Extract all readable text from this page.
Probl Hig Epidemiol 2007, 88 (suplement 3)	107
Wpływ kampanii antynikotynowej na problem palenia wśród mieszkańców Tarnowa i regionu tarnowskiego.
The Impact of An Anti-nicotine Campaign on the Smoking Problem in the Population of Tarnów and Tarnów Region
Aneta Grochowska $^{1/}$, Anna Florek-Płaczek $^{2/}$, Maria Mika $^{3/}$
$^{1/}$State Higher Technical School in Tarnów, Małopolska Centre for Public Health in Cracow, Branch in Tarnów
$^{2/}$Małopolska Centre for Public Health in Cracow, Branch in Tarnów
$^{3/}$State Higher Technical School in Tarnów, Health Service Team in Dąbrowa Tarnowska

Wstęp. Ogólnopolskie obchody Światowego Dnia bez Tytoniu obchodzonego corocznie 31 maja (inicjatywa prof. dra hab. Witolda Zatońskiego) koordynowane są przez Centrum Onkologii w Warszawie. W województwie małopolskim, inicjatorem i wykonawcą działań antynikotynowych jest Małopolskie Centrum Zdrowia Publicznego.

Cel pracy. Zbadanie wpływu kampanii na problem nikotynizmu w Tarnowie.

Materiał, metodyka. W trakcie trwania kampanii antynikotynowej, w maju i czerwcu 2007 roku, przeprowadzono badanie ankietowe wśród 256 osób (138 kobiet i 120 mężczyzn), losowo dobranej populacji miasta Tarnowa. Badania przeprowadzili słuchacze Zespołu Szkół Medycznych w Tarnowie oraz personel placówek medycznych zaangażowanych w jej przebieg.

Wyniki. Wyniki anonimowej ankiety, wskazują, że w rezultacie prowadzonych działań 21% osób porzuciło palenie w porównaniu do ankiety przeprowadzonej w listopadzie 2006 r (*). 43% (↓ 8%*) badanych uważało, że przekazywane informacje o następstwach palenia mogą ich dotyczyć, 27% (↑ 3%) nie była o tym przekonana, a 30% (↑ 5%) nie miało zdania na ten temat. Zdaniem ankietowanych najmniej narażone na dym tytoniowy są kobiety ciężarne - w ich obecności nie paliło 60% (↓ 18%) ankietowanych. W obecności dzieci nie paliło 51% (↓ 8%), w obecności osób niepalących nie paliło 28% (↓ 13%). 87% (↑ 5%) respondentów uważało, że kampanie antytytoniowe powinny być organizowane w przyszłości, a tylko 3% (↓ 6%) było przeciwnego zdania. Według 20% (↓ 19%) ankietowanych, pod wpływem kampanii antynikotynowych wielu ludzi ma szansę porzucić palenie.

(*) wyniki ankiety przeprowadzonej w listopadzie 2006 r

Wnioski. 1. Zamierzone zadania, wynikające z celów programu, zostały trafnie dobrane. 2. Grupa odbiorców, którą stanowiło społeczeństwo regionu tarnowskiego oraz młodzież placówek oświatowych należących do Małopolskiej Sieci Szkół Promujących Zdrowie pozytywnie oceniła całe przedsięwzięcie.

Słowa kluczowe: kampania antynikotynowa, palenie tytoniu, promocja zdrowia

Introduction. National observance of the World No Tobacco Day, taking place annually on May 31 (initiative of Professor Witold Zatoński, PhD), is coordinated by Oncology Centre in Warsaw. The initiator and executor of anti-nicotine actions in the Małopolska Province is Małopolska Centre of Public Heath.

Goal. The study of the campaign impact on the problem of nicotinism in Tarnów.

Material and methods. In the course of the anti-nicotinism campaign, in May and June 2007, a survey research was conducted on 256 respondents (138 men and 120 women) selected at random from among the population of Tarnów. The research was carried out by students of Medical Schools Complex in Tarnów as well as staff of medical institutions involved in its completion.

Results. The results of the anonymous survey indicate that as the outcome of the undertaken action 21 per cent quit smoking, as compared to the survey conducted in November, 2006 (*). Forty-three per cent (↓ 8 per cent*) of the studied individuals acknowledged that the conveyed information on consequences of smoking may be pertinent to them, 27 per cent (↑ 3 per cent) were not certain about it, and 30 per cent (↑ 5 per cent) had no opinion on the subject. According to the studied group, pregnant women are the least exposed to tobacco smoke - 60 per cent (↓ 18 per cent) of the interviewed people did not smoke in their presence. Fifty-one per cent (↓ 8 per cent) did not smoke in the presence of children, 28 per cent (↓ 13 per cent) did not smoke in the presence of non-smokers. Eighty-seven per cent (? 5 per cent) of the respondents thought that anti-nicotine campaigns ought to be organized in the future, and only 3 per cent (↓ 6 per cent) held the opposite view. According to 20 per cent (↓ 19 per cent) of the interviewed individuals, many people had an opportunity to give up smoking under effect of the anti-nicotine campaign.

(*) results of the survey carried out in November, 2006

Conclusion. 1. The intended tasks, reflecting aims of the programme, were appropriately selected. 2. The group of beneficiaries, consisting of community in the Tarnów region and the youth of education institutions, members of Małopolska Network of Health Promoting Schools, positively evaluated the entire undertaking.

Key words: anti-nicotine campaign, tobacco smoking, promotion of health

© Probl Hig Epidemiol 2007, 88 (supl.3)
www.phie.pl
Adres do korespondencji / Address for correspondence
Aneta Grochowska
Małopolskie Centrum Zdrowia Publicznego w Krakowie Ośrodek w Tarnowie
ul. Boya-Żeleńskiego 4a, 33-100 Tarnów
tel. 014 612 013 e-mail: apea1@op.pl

_ _ _

# [Aim of the task]
Gather all lines of the records that include the word "Epidemiol".

# [Solution for this exercise]
Probl Hig Epidemiol 2007, 88 (suplement 3)	107
© Probl Hig Epidemiol 2007, 88 (supl.3)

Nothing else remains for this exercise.